╔══

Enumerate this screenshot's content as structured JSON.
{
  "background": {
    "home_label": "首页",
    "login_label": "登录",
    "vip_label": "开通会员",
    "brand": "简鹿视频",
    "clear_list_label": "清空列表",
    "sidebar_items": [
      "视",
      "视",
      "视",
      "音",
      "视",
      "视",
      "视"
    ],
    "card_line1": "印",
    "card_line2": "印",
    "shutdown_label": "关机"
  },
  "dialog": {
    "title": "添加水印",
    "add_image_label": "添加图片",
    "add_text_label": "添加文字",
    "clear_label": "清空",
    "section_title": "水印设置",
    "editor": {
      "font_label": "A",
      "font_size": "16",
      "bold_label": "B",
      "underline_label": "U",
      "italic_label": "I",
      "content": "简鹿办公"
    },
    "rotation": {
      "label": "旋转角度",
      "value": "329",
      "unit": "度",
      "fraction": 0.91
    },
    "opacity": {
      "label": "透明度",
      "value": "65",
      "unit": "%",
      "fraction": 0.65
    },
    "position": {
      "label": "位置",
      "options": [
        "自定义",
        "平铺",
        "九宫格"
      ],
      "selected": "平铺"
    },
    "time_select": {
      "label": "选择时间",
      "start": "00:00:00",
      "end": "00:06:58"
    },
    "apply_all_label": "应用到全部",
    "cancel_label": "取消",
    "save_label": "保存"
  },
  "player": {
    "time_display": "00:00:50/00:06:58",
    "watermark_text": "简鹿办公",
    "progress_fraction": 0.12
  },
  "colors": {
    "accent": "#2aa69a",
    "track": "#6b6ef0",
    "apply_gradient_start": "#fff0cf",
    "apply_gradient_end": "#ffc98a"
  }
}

╚══

→ REQUIRED TASK
Extract the data exactly as given.

→ FINISHED TASK
Enumerate this screenshot's content as structured JSON.
{
  "background": {
    "home_label": "首页",
    "login_label": "登录",
    "vip_label": "开通会员",
    "brand": "简鹿视频",
    "clear_list_label": "清空列表",
    "sidebar_items": [
      "视",
      "视",
      "视",
      "音",
      "视",
      "视",
      "视"
    ],
    "card_line1": "印",
    "card_line2": "印",
    "shutdown_label": "关机"
  },
  "dialog": {
    "title": "添加水印",
    "add_image_label": "添加图片",
    "add_text_label": "添加文字",
    "clear_label": "清空",
    "section_title": "水印设置",
    "editor": {
      "font_label": "A",
      "font_size": "16",
      "bold_label": "B",
      "underline_label": "U",
      "italic_label": "I",
      "content": "简鹿办公"
    },
    "rotation": {
      "label": "旋转角度",
      "value": "329",
      "unit": "度",
      "fraction": 0.91
    },
    "opacity": {
      "label": "透明度",
      "value": "65",
      "unit": "%",
      "fraction": 0.65
    },
    "position": {
      "label": "位置",
      "options": [
        "自定义",
        "平铺",
        "九宫格"
      ],
      "selected": "平铺"
    },
    "time_select": {
      "label": "选择时间",
      "start": "00:00:00",
      "end": "00:06:58"
    },
    "apply_all_label": "应用到全部",
    "cancel_label": "取消",
    "save_label": "保存"
  },
  "player": {
    "time_display": "00:00:50/00:06:58",
    "watermark_text": "简鹿办公",
    "progress_fraction": 0.12
  },
  "colors": {
    "accent": "#2aa69a",
    "track": "#6b6ef0",
    "apply_gradient_start": "#fff0cf",
    "apply_gradient_end": "#ffc98a"
  }
}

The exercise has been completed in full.